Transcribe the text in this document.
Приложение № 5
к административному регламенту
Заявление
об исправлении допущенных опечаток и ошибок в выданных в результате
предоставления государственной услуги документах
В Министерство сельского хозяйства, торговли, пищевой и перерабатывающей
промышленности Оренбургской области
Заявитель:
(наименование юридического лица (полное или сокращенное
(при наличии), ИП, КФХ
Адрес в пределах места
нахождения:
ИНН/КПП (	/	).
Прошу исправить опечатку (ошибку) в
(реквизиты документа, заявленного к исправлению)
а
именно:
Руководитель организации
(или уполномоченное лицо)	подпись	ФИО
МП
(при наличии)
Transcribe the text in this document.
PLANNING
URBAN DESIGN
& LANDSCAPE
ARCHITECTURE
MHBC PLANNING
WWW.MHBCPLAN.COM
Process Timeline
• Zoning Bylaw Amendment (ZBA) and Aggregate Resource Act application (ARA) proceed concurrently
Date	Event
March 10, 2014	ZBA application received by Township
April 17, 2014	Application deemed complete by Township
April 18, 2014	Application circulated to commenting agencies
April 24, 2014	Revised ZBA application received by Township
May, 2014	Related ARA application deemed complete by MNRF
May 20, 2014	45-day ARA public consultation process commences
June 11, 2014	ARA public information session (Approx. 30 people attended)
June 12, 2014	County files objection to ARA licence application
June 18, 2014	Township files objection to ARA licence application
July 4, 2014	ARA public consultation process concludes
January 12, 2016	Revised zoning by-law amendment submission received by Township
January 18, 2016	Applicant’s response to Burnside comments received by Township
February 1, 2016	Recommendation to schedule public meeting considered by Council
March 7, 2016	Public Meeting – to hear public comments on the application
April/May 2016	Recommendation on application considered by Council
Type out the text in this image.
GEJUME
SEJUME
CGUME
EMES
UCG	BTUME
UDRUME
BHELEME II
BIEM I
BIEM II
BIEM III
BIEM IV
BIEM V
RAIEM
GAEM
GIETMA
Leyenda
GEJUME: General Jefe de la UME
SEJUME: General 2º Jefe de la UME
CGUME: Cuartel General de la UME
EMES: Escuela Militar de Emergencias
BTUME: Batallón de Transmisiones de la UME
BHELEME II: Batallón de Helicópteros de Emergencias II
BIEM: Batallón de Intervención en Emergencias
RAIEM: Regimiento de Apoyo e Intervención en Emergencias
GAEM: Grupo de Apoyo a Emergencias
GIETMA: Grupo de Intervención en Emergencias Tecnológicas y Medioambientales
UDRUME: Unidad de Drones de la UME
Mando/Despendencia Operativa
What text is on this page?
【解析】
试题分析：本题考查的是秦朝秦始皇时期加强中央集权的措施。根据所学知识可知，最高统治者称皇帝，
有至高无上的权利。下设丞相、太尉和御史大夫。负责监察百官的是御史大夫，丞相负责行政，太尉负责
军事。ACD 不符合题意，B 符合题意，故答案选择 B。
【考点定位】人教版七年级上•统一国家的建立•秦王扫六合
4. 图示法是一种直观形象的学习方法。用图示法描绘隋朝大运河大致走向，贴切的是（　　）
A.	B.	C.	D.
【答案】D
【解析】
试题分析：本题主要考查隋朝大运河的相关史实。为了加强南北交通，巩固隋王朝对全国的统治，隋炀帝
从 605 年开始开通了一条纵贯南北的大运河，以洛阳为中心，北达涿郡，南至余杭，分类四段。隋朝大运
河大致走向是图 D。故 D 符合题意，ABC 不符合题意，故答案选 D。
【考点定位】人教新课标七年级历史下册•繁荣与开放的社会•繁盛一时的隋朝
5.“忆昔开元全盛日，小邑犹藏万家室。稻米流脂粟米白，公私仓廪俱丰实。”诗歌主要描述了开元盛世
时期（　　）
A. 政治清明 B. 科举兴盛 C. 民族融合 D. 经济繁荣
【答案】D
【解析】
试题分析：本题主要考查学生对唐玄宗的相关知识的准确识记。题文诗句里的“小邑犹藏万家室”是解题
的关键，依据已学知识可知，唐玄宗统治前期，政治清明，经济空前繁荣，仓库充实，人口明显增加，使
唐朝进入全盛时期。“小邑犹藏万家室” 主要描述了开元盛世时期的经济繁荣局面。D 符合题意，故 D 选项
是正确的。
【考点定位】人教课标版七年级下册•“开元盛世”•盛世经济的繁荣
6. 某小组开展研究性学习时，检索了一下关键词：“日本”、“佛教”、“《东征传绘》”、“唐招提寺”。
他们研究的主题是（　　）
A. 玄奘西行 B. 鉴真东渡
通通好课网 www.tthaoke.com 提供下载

[PROMPT] Out of the records, collect only those lines that contain the string "SEJUME".

[FULL OUTPUT]
SEJUME
SEJUME: General 2º Jefe de la UME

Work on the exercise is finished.